What this task involves | All of the records are to be reproduced exactly.

Records shown |
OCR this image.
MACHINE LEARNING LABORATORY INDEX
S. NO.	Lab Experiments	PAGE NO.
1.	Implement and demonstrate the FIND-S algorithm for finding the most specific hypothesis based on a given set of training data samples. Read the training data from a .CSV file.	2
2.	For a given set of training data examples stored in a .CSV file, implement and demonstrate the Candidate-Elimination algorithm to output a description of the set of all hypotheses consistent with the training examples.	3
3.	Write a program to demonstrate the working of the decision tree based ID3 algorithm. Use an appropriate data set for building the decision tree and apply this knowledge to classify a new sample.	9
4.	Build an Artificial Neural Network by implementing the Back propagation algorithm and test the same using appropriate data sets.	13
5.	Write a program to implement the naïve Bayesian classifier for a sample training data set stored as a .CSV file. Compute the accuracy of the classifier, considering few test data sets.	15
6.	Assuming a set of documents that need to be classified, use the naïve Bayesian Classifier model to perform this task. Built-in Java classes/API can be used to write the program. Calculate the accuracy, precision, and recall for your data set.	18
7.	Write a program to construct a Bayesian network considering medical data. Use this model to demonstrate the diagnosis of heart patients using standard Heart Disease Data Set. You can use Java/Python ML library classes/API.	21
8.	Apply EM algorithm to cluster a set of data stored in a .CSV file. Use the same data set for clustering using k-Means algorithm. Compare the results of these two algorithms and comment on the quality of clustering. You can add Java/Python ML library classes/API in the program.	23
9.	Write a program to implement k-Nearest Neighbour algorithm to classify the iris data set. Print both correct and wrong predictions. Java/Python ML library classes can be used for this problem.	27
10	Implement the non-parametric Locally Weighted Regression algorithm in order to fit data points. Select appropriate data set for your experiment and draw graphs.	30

Written answer |
OCR this image.
MACHINE LEARNING LABORATORY INDEX
S. NO.	Lab Experiments	PAGE NO.
1.	Implement and demonstrate the FIND-S algorithm for finding the most specific hypothesis based on a given set of training data samples. Read the training data from a .CSV file.	2
2.	For a given set of training data examples stored in a .CSV file, implement and demonstrate the Candidate-Elimination algorithm to output a description of the set of all hypotheses consistent with the training examples.	3
3.	Write a program to demonstrate the working of the decision tree based ID3 algorithm. Use an appropriate data set for building the decision tree and apply this knowledge to classify a new sample.	9
4.	Build an Artificial Neural Network by implementing the Back propagation algorithm and test the same using appropriate data sets.	13
5.	Write a program to implement the naïve Bayesian classifier for a sample training data set stored as a .CSV file. Compute the accuracy of the classifier, considering few test data sets.	15
6.	Assuming a set of documents that need to be classified, use the naïve Bayesian Classifier model to perform this task. Built-in Java classes/API can be used to write the program. Calculate the accuracy, precision, and recall for your data set.	18
7.	Write a program to construct a Bayesian network considering medical data. Use this model to demonstrate the diagnosis of heart patients using standard Heart Disease Data Set. You can use Java/Python ML library classes/API.	21
8.	Apply EM algorithm to cluster a set of data stored in a .CSV file. Use the same data set for clustering using k-Means algorithm. Compare the results of these two algorithms and comment on the quality of clustering. You can add Java/Python ML library classes/API in the program.	23
9.	Write a program to implement k-Nearest Neighbour algorithm to classify the iris data set. Print both correct and wrong predictions. Java/Python ML library classes can be used for this problem.	27
10	Implement the non-parametric Locally Weighted Regression algorithm in order to fit data points. Select appropriate data set for your experiment and draw graphs.	30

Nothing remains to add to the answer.